___ SELECTED PASSAGE ___
- Wemmer Wemmer's location in Gauteng
- Coordinates: 26°12′55″S 28°02′45″E﻿ / ﻿26.21528°S 28.04583°E
- Country: South Africa
- Province: Gauteng
- City: Johannesburg

Area
- • Total: 0.26 km^{2} (0.1 sq mi)

= Wemmer =

Wemmer is a suburb of Johannesburg, South Africa, around 800 m south-southeast of City Hall.

The covers around 0.26 km^{2} north and south of the M2 highway (the Francois Oberholzer Freeway). It borders Selby to the west and southwest, Marshalltown and Salisbury Claims to the north, Village Main to the east, and New Centre to the southeast.
___ STORED DATA ___
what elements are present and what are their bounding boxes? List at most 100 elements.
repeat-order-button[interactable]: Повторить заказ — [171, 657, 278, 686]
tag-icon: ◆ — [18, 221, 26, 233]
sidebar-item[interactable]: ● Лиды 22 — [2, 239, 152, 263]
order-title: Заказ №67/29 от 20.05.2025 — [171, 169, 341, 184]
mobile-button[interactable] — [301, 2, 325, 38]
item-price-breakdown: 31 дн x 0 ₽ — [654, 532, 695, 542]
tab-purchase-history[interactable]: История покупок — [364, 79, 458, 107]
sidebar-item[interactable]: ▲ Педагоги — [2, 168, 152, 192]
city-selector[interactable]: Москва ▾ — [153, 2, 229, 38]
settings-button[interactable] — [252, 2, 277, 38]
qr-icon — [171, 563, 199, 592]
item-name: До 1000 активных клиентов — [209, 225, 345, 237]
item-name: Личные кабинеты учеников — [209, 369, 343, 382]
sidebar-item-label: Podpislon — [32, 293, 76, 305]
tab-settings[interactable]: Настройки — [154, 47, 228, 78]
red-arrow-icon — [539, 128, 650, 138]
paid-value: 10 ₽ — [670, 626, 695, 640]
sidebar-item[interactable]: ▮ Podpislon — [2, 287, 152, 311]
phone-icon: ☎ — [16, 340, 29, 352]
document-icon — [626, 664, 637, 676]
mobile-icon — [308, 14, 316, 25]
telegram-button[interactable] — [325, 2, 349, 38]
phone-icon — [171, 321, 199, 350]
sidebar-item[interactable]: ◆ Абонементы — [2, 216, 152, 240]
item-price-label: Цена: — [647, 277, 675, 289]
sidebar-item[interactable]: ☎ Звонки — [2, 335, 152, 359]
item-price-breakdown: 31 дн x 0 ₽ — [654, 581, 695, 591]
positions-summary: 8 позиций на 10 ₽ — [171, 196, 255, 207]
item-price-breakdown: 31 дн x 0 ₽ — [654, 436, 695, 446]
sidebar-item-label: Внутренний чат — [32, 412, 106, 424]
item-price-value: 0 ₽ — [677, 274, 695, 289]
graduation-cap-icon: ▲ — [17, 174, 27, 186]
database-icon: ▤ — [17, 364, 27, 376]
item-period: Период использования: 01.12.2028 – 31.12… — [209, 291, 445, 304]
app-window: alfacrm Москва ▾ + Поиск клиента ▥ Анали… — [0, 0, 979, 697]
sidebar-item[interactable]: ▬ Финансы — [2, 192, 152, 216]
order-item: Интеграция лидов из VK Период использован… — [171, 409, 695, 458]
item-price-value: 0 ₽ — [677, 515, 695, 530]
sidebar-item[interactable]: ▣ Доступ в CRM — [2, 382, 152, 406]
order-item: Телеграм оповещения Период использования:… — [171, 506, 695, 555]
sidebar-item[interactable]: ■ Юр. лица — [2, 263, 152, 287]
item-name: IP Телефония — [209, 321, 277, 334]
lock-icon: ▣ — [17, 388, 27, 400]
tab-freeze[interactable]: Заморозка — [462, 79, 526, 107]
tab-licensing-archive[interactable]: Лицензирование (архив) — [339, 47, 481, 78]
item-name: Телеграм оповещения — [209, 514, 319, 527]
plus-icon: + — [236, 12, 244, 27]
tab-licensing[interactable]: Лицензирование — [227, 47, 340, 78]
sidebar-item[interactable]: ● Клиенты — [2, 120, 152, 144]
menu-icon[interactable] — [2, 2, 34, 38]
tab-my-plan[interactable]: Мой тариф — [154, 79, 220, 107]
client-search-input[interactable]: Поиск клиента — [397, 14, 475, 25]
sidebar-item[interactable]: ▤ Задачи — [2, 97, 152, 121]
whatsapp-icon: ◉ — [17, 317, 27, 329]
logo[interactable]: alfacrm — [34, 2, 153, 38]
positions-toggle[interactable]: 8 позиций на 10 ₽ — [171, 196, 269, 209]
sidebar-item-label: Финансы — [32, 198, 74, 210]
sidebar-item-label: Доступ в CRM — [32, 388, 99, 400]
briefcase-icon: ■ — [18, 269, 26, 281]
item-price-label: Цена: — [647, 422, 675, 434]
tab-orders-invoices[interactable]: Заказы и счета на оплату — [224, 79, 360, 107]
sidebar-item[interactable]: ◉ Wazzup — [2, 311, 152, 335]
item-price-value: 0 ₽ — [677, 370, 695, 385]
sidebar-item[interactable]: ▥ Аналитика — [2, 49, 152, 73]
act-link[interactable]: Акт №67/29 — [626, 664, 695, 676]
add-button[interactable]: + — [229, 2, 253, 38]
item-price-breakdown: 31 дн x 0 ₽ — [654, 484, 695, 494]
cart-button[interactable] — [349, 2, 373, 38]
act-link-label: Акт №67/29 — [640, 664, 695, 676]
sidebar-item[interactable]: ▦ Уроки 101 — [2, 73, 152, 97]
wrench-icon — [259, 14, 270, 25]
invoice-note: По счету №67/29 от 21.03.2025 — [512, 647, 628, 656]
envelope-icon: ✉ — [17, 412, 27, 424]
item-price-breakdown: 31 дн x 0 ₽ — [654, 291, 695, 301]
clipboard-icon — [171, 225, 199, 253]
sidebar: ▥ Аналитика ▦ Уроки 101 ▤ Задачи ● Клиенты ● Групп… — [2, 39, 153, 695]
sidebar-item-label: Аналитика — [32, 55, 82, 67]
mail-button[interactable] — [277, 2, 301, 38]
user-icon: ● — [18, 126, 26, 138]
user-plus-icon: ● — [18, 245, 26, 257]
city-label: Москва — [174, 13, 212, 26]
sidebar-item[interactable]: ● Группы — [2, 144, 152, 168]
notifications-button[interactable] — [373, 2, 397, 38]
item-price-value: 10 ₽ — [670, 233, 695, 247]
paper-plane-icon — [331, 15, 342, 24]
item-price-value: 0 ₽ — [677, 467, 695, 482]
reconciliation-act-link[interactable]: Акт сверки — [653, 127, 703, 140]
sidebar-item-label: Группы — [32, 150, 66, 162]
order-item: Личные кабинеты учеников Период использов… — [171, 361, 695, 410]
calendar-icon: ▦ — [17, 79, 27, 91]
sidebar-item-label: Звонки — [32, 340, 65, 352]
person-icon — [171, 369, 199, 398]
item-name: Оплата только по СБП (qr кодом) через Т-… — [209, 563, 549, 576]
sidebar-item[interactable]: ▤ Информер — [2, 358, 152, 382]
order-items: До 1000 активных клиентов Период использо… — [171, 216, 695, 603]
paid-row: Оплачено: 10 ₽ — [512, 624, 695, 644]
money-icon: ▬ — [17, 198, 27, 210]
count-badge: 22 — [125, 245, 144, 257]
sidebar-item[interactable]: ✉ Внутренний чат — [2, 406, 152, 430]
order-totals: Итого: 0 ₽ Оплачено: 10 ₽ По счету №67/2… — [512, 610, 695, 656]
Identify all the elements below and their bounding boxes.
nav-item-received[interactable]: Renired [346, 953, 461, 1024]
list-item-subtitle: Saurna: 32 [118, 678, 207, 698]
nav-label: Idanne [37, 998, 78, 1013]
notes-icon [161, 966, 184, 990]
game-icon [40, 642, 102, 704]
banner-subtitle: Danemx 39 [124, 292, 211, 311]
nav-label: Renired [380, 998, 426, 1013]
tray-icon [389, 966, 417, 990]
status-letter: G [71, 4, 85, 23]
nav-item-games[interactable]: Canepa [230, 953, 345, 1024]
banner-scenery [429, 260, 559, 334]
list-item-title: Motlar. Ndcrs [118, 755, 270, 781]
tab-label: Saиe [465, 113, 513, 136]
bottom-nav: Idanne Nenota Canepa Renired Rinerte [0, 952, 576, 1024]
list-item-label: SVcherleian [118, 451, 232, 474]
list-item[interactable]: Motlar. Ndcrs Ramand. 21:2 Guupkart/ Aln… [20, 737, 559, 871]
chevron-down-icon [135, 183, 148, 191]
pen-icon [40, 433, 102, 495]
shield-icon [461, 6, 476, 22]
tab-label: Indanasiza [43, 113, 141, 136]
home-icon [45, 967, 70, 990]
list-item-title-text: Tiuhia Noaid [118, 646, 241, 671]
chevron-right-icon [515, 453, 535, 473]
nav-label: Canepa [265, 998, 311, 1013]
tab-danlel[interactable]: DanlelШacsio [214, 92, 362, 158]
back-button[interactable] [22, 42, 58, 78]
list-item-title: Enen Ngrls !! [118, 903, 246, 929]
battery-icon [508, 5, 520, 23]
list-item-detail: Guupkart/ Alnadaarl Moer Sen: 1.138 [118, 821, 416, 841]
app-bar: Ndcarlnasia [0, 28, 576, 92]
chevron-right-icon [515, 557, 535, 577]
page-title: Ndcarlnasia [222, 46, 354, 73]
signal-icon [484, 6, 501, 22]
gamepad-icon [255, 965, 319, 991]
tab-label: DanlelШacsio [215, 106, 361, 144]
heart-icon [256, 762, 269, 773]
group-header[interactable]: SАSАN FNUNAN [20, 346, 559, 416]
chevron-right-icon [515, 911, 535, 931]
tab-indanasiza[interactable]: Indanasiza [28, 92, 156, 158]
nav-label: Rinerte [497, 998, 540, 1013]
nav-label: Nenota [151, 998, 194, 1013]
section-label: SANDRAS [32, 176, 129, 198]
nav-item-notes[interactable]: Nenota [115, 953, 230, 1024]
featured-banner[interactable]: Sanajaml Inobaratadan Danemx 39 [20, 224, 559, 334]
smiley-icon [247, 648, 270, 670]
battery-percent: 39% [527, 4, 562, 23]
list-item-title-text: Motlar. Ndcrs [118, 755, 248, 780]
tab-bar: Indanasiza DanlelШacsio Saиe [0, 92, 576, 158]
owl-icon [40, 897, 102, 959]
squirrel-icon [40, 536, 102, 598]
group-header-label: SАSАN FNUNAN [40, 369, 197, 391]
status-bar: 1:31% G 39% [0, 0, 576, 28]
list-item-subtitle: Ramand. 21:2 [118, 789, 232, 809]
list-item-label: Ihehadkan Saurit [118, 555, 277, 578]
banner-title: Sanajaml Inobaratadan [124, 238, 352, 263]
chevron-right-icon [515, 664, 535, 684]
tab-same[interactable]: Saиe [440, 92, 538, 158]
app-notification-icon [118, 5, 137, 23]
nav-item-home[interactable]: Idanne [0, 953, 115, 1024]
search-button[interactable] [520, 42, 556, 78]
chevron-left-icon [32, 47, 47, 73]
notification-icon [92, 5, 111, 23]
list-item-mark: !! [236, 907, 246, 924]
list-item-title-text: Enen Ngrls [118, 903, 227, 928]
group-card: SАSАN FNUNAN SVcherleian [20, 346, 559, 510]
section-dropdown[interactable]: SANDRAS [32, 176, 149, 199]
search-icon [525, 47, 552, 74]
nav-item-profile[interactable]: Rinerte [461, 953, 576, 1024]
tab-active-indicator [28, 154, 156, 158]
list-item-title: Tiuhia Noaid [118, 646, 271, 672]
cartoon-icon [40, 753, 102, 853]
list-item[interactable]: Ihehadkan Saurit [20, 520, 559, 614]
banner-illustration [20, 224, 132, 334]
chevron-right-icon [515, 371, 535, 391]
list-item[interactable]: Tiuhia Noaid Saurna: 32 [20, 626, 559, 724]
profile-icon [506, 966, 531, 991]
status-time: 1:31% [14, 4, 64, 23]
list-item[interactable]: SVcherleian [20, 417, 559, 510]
___
### BRIEF A
Translate this sentence from the article on Wemmer into French: "Wemmer is a suburb of Johannesburg, South Africa, around 800 m south-southeast of City Hall."
### BRIEF B
Extend the article on the Wemmer suburb of Johannesburg, starting after its last sentence.
The records are separate material that stands apart from the text on the Wemmer suburb.

### OUTPUT A
Wemmer est un quartier de Johannesburg, en Afrique du Sud, situé à environ 800 m au sud-sud-est de l'hôtel de ville.

### OUTPUT B
Wemmer was founded in 1919 on the lands of the new exhausted Wemmer gold mine, which was on Turffontein Farm. The mine, in turn, was named after Sam Wemmer (1846–1933), who made R40,000/yr from it but still died a pauper; nearby Wemmer Pan was named after him as well.

== Sources ==
- Raper, Peter Edmund (2004). New Dictionary of South African Place Names. Johannesburg/Cape Town: Jonathan Ball Publishers.
- Stals, Prof. Dr. E.L.P (ed.) (1978). Afrikaners in die Goudstad, vol. 1: 1886 - 1924. Cape Town/Pretoria: HAUM.